● **STATED PROBLEM**: Quote the records beneath, complete and exact. Leave out images.

(Dataset records)
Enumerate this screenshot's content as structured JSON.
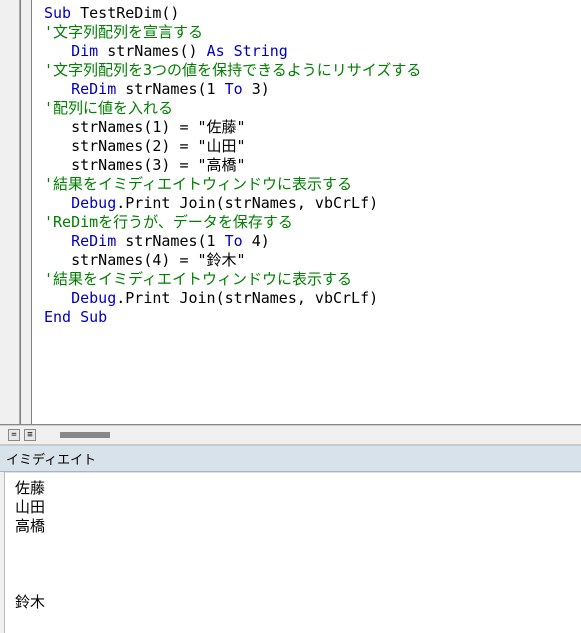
{
  "code": {
    "lines": [
      {
        "indent": 0,
        "segments": [
          {
            "t": "Sub",
            "c": "kw"
          },
          {
            "t": " TestReDim()",
            "c": "tk"
          }
        ]
      },
      {
        "indent": 0,
        "segments": [
          {
            "t": "'文字列配列を宣言する",
            "c": "cm"
          }
        ]
      },
      {
        "indent": 1,
        "segments": [
          {
            "t": "Dim",
            "c": "kw"
          },
          {
            "t": " strNames() ",
            "c": "tk"
          },
          {
            "t": "As String",
            "c": "kw"
          }
        ]
      },
      {
        "indent": 0,
        "segments": [
          {
            "t": "'文字列配列を3つの値を保持できるようにリサイズする",
            "c": "cm"
          }
        ]
      },
      {
        "indent": 1,
        "segments": [
          {
            "t": "ReDim",
            "c": "kw"
          },
          {
            "t": " strNames(1 ",
            "c": "tk"
          },
          {
            "t": "To",
            "c": "kw"
          },
          {
            "t": " 3)",
            "c": "tk"
          }
        ]
      },
      {
        "indent": 0,
        "segments": [
          {
            "t": "'配列に値を入れる",
            "c": "cm"
          }
        ]
      },
      {
        "indent": 1,
        "segments": [
          {
            "t": "strNames(1) = \"佐藤\"",
            "c": "tk"
          }
        ]
      },
      {
        "indent": 1,
        "segments": [
          {
            "t": "strNames(2) = \"山田\"",
            "c": "tk"
          }
        ]
      },
      {
        "indent": 1,
        "segments": [
          {
            "t": "strNames(3) = \"高橋\"",
            "c": "tk"
          }
        ]
      },
      {
        "indent": 0,
        "segments": [
          {
            "t": "'結果をイミディエイトウィンドウに表示する",
            "c": "cm"
          }
        ]
      },
      {
        "indent": 1,
        "segments": [
          {
            "t": "Debug",
            "c": "kw"
          },
          {
            "t": ".Print Join(strNames, vbCrLf)",
            "c": "tk"
          }
        ]
      },
      {
        "indent": 0,
        "segments": [
          {
            "t": "'ReDimを行うが、データを保存する",
            "c": "cm"
          }
        ]
      },
      {
        "indent": 1,
        "segments": [
          {
            "t": "ReDim",
            "c": "kw"
          },
          {
            "t": " strNames(1 ",
            "c": "tk"
          },
          {
            "t": "To",
            "c": "kw"
          },
          {
            "t": " 4)",
            "c": "tk"
          }
        ]
      },
      {
        "indent": 1,
        "segments": [
          {
            "t": "strNames(4) = \"鈴木\"",
            "c": "tk"
          }
        ]
      },
      {
        "indent": 0,
        "segments": [
          {
            "t": "'結果をイミディエイトウィンドウに表示する",
            "c": "cm"
          }
        ]
      },
      {
        "indent": 1,
        "segments": [
          {
            "t": "Debug",
            "c": "kw"
          },
          {
            "t": ".Print Join(strNames, vbCrLf)",
            "c": "tk"
          }
        ]
      },
      {
        "indent": 0,
        "segments": [
          {
            "t": "End Sub",
            "c": "kw"
          }
        ]
      }
    ]
  },
  "splitter": {
    "btn1": "=",
    "btn2": "≡"
  },
  "immediate": {
    "title": "イミディエイト",
    "output": "佐藤\n山田\n高橋\n\n\n\n鈴木"
  }
}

● **TASK SOLUTION**:
Enumerate this screenshot's content as structured JSON.
{
  "code": {
    "lines": [
      {
        "indent": 0,
        "segments": [
          {
            "t": "Sub",
            "c": "kw"
          },
          {
            "t": " TestReDim()",
            "c": "tk"
          }
        ]
      },
      {
        "indent": 0,
        "segments": [
          {
            "t": "'文字列配列を宣言する",
            "c": "cm"
          }
        ]
      },
      {
        "indent": 1,
        "segments": [
          {
            "t": "Dim",
            "c": "kw"
          },
          {
            "t": " strNames() ",
            "c": "tk"
          },
          {
            "t": "As String",
            "c": "kw"
          }
        ]
      },
      {
        "indent": 0,
        "segments": [
          {
            "t": "'文字列配列を3つの値を保持できるようにリサイズする",
            "c": "cm"
          }
        ]
      },
      {
        "indent": 1,
        "segments": [
          {
            "t": "ReDim",
            "c": "kw"
          },
          {
            "t": " strNames(1 ",
            "c": "tk"
          },
          {
            "t": "To",
            "c": "kw"
          },
          {
            "t": " 3)",
            "c": "tk"
          }
        ]
      },
      {
        "indent": 0,
        "segments": [
          {
            "t": "'配列に値を入れる",
            "c": "cm"
          }
        ]
      },
      {
        "indent": 1,
        "segments": [
          {
            "t": "strNames(1) = \"佐藤\"",
            "c": "tk"
          }
        ]
      },
      {
        "indent": 1,
        "segments": [
          {
            "t": "strNames(2) = \"山田\"",
            "c": "tk"
          }
        ]
      },
      {
        "indent": 1,
        "segments": [
          {
            "t": "strNames(3) = \"高橋\"",
            "c": "tk"
          }
        ]
      },
      {
        "indent": 0,
        "segments": [
          {
            "t": "'結果をイミディエイトウィンドウに表示する",
            "c": "cm"
          }
        ]
      },
      {
        "indent": 1,
        "segments": [
          {
            "t": "Debug",
            "c": "kw"
          },
          {
            "t": ".Print Join(strNames, vbCrLf)",
            "c": "tk"
          }
        ]
      },
      {
        "indent": 0,
        "segments": [
          {
            "t": "'ReDimを行うが、データを保存する",
            "c": "cm"
          }
        ]
      },
      {
        "indent": 1,
        "segments": [
          {
            "t": "ReDim",
            "c": "kw"
          },
          {
            "t": " strNames(1 ",
            "c": "tk"
          },
          {
            "t": "To",
            "c": "kw"
          },
          {
            "t": " 4)",
            "c": "tk"
          }
        ]
      },
      {
        "indent": 1,
        "segments": [
          {
            "t": "strNames(4) = \"鈴木\"",
            "c": "tk"
          }
        ]
      },
      {
        "indent": 0,
        "segments": [
          {
            "t": "'結果をイミディエイトウィンドウに表示する",
            "c": "cm"
          }
        ]
      },
      {
        "indent": 1,
        "segments": [
          {
            "t": "Debug",
            "c": "kw"
          },
          {
            "t": ".Print Join(strNames, vbCrLf)",
            "c": "tk"
          }
        ]
      },
      {
        "indent": 0,
        "segments": [
          {
            "t": "End Sub",
            "c": "kw"
          }
        ]
      }
    ]
  },
  "splitter": {
    "btn1": "=",
    "btn2": "≡"
  },
  "immediate": {
    "title": "イミディエイト",
    "output": "佐藤\n山田\n高橋\n\n\n\n鈴木"
  }
}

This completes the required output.